Work to be completed:
Exactly repeat the material, dropping every picture from the copy.

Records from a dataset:
::::::::::
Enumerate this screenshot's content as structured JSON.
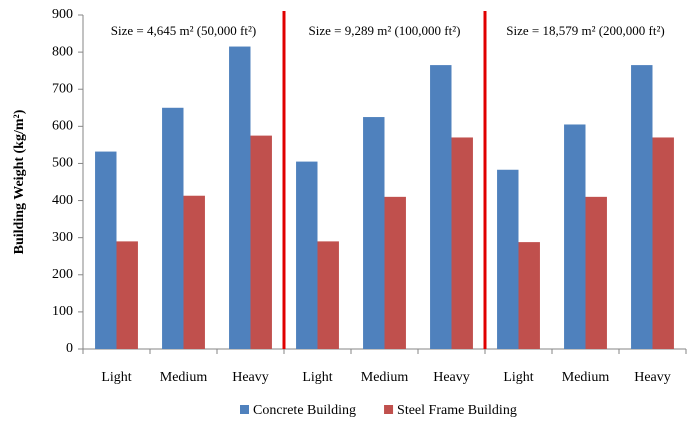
{
  "chart_data": {
    "type": "bar",
    "y_label": "Building Weight (kg/m²)",
    "categories": [
      "Light",
      "Medium",
      "Heavy",
      "Light",
      "Medium",
      "Heavy",
      "Light",
      "Medium",
      "Heavy"
    ],
    "series": [
      {
        "name": "Concrete Building",
        "color": "#4f81bd",
        "values": [
          532,
          650,
          815,
          505,
          625,
          765,
          483,
          605,
          765
        ]
      },
      {
        "name": "Steel Frame Building",
        "color": "#c0504d",
        "values": [
          290,
          413,
          575,
          290,
          410,
          570,
          288,
          410,
          570
        ]
      }
    ],
    "annotations": [
      "Size = 4,645 m² (50,000 ft²)",
      "Size = 9,289 m² (100,000 ft²)",
      "Size = 18,579 m² (200,000 ft²)"
    ],
    "separator_color": "#e00000",
    "ylim": [
      0,
      900
    ],
    "yticks": [
      0,
      100,
      200,
      300,
      400,
      500,
      600,
      700,
      800,
      900
    ],
    "grid": false,
    "legend": "bottom"
  }
}
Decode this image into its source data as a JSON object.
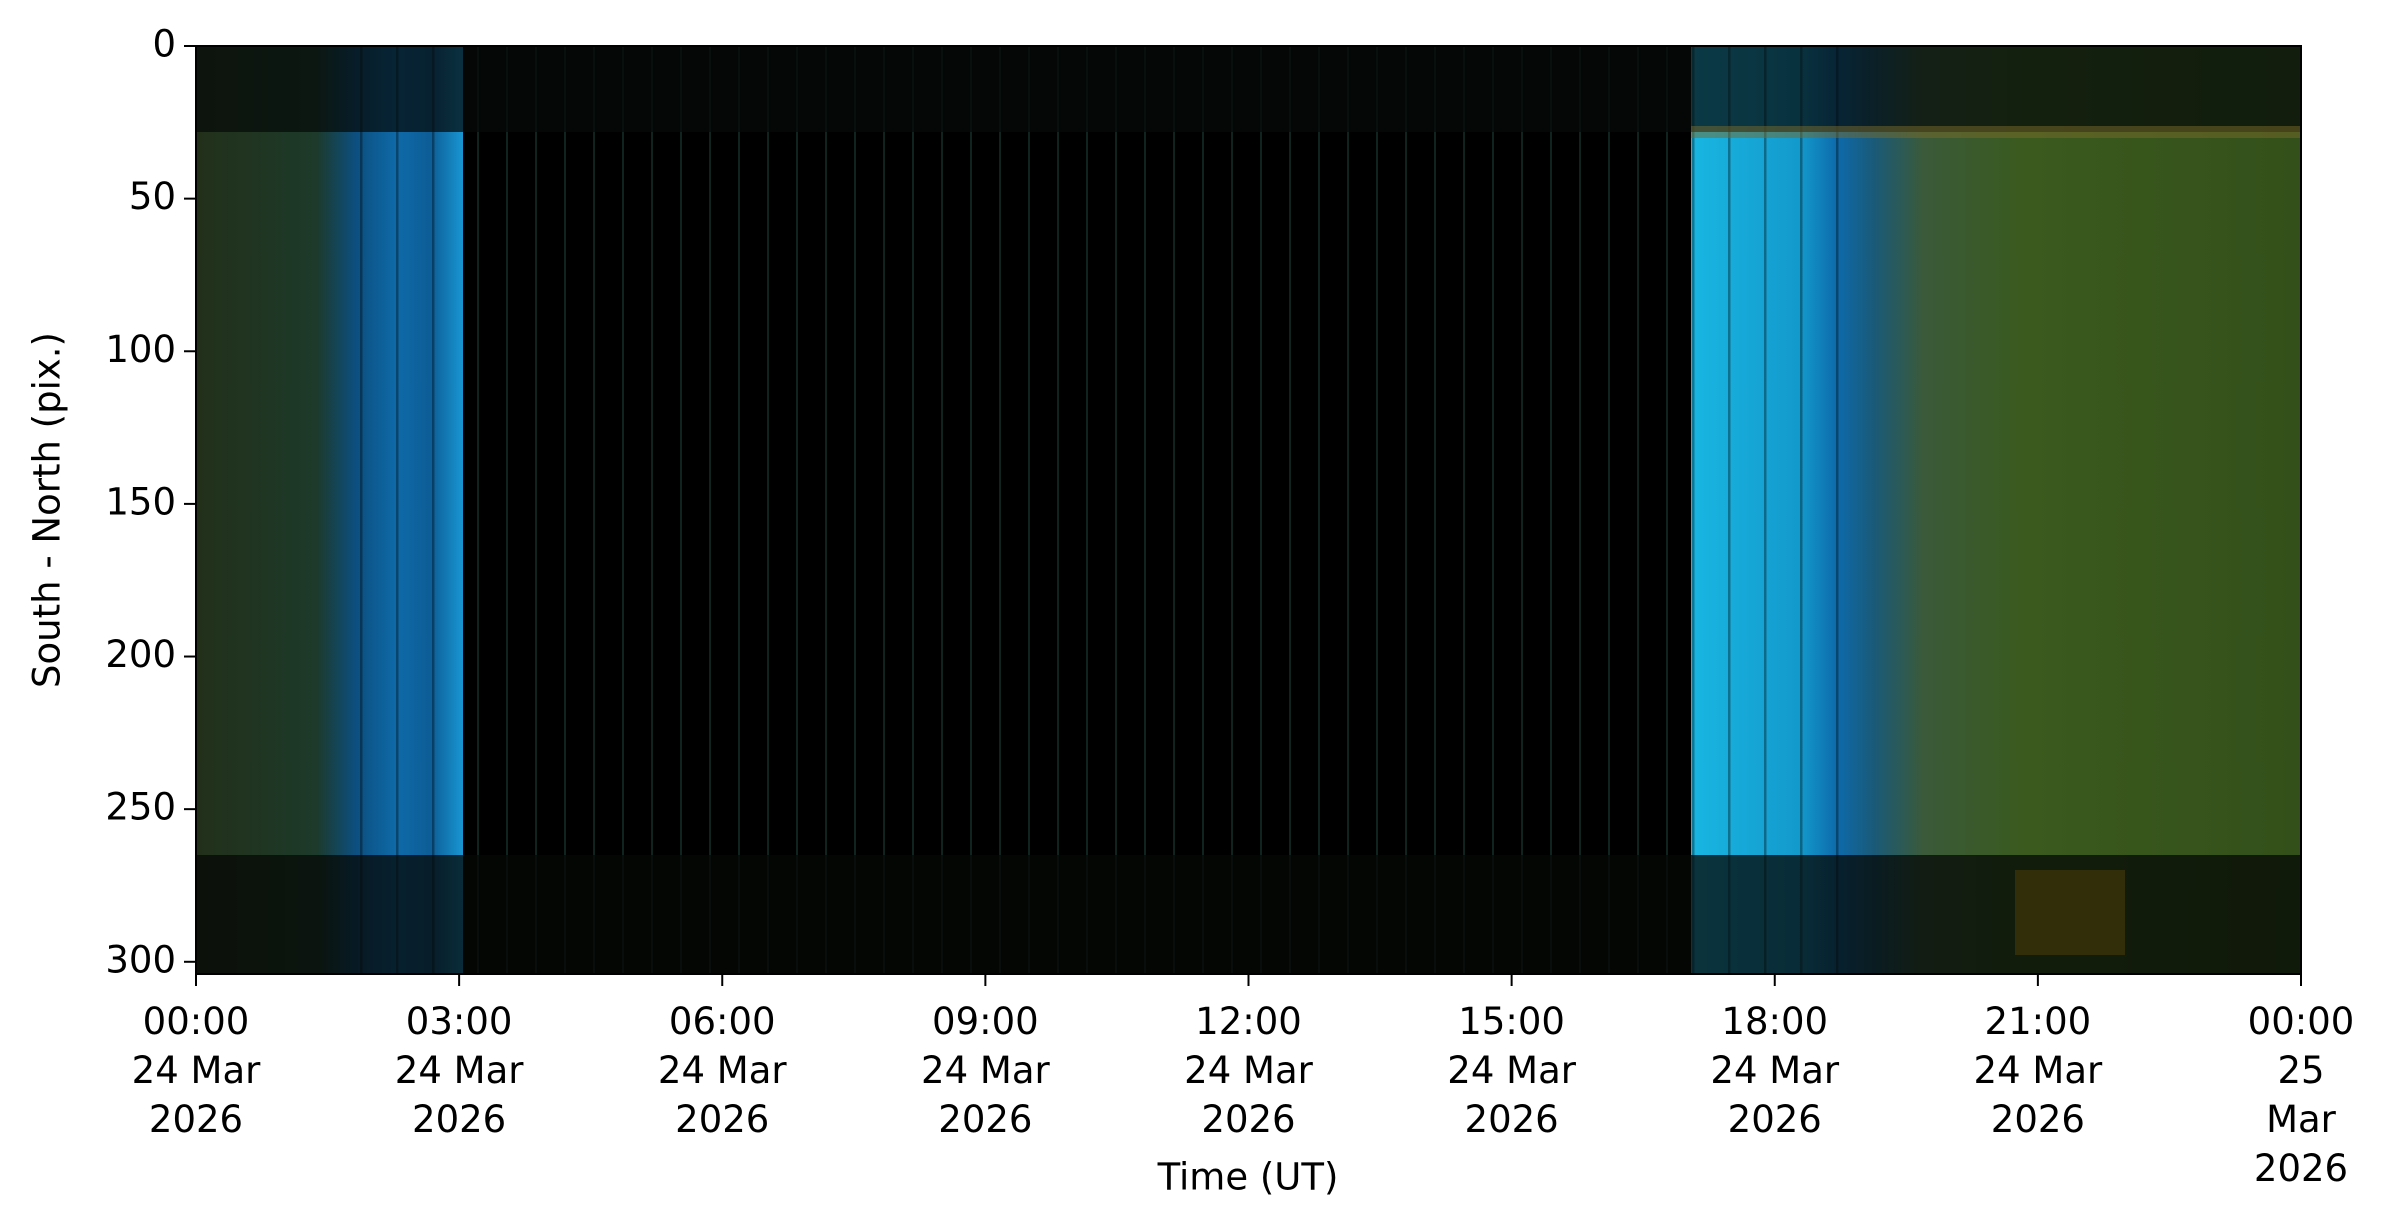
{
  "chart_data": {
    "type": "image",
    "xlabel": "Time (UT)",
    "ylabel": "South - North (pix.)",
    "xlim": [
      "2026-03-24T00:00",
      "2026-03-25T00:00"
    ],
    "xticks": [
      {
        "value": "2026-03-24T00:00",
        "label": "00:00\n24 Mar\n2026"
      },
      {
        "value": "2026-03-24T03:00",
        "label": "03:00\n24 Mar\n2026"
      },
      {
        "value": "2026-03-24T06:00",
        "label": "06:00\n24 Mar\n2026"
      },
      {
        "value": "2026-03-24T09:00",
        "label": "09:00\n24 Mar\n2026"
      },
      {
        "value": "2026-03-24T12:00",
        "label": "12:00\n24 Mar\n2026"
      },
      {
        "value": "2026-03-24T15:00",
        "label": "15:00\n24 Mar\n2026"
      },
      {
        "value": "2026-03-24T18:00",
        "label": "18:00\n24 Mar\n2026"
      },
      {
        "value": "2026-03-24T21:00",
        "label": "21:00\n24 Mar\n2026"
      },
      {
        "value": "2026-03-25T00:00",
        "label": "00:00\n25 Mar\n2026"
      }
    ],
    "ylim": [
      304,
      0
    ],
    "yticks": [
      0,
      50,
      100,
      150,
      200,
      250,
      300
    ]
  }
}
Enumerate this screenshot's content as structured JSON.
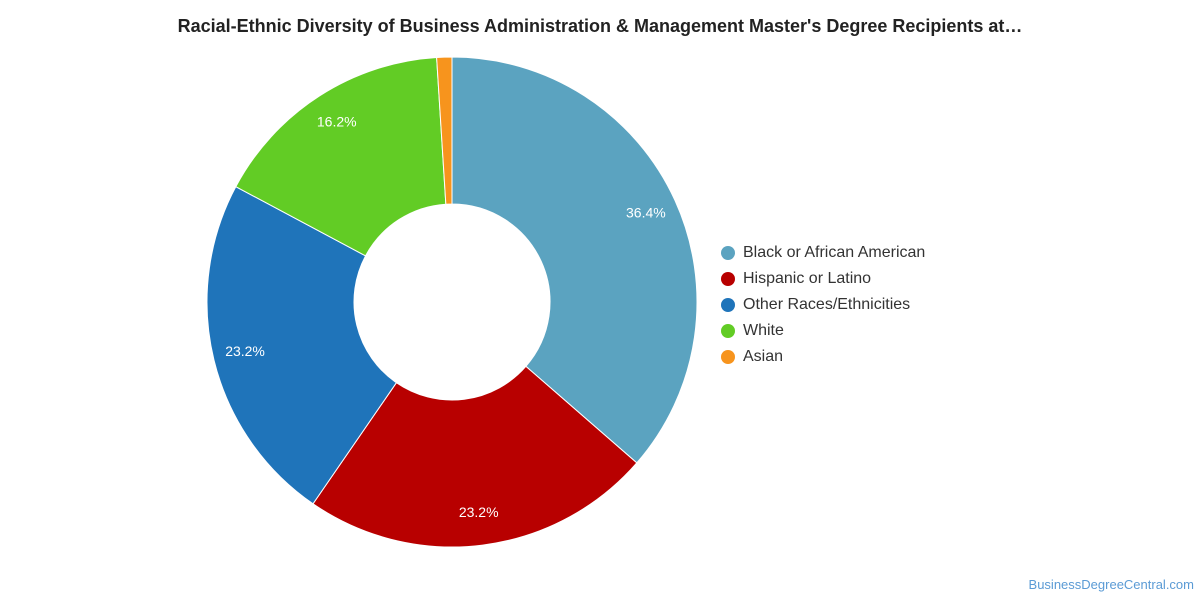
{
  "chart_data": {
    "type": "pie",
    "title": "Racial-Ethnic Diversity of Business Administration & Management Master's Degree Recipients at…",
    "donut": true,
    "legend_position": "right",
    "categories": [
      "Black or African American",
      "Hispanic or Latino",
      "Other Races/Ethnicities",
      "White",
      "Asian"
    ],
    "values": [
      36.4,
      23.2,
      23.2,
      16.2,
      1.0
    ],
    "data_labels": [
      "36.4%",
      "23.2%",
      "23.2%",
      "16.2%",
      ""
    ],
    "colors": [
      "#5ba3c0",
      "#b80000",
      "#1f74ba",
      "#62cc25",
      "#f7941d"
    ]
  },
  "watermark": "BusinessDegreeCentral.com"
}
::::::::::
Answer to this task:
Enumerate this screenshot's content as structured JSON.
{
  "chart_data": {
    "type": "bar",
    "y_label": "Building Weight (kg/m²)",
    "categories": [
      "Light",
      "Medium",
      "Heavy",
      "Light",
      "Medium",
      "Heavy",
      "Light",
      "Medium",
      "Heavy"
    ],
    "series": [
      {
        "name": "Concrete Building",
        "color": "#4f81bd",
        "values": [
          532,
          650,
          815,
          505,
          625,
          765,
          483,
          605,
          765
        ]
      },
      {
        "name": "Steel Frame Building",
        "color": "#c0504d",
        "values": [
          290,
          413,
          575,
          290,
          410,
          570,
          288,
          410,
          570
        ]
      }
    ],
    "annotations": [
      "Size = 4,645 m² (50,000 ft²)",
      "Size = 9,289 m² (100,000 ft²)",
      "Size = 18,579 m² (200,000 ft²)"
    ],
    "separator_color": "#e00000",
    "ylim": [
      0,
      900
    ],
    "yticks": [
      0,
      100,
      200,
      300,
      400,
      500,
      600,
      700,
      800,
      900
    ],
    "grid": false,
    "legend": "bottom"
  }
}
Decode this image into its source data as a JSON object.
{
  "chart_data": {
    "type": "image",
    "xlabel": "Time (UT)",
    "ylabel": "South - North (pix.)",
    "xlim": [
      "2026-03-24T00:00",
      "2026-03-25T00:00"
    ],
    "xticks": [
      {
        "value": "2026-03-24T00:00",
        "label": "00:00\n24 Mar\n2026"
      },
      {
        "value": "2026-03-24T03:00",
        "label": "03:00\n24 Mar\n2026"
      },
      {
        "value": "2026-03-24T06:00",
        "label": "06:00\n24 Mar\n2026"
      },
      {
        "value": "2026-03-24T09:00",
        "label": "09:00\n24 Mar\n2026"
      },
      {
        "value": "2026-03-24T12:00",
        "label": "12:00\n24 Mar\n2026"
      },
      {
        "value": "2026-03-24T15:00",
        "label": "15:00\n24 Mar\n2026"
      },
      {
        "value": "2026-03-24T18:00",
        "label": "18:00\n24 Mar\n2026"
      },
      {
        "value": "2026-03-24T21:00",
        "label": "21:00\n24 Mar\n2026"
      },
      {
        "value": "2026-03-25T00:00",
        "label": "00:00\n25 Mar\n2026"
      }
    ],
    "ylim": [
      304,
      0
    ],
    "yticks": [
      0,
      50,
      100,
      150,
      200,
      250,
      300
    ]
  }
}
Enumerate this screenshot's content as structured JSON.
{
  "chart_data": {
    "type": "pie",
    "title": "Racial-Ethnic Diversity of Business Administration & Management Master's Degree Recipients at…",
    "donut": true,
    "legend_position": "right",
    "categories": [
      "Black or African American",
      "Hispanic or Latino",
      "Other Races/Ethnicities",
      "White",
      "Asian"
    ],
    "values": [
      36.4,
      23.2,
      23.2,
      16.2,
      1.0
    ],
    "data_labels": [
      "36.4%",
      "23.2%",
      "23.2%",
      "16.2%",
      ""
    ],
    "colors": [
      "#5ba3c0",
      "#b80000",
      "#1f74ba",
      "#62cc25",
      "#f7941d"
    ]
  },
  "watermark": "BusinessDegreeCentral.com"
}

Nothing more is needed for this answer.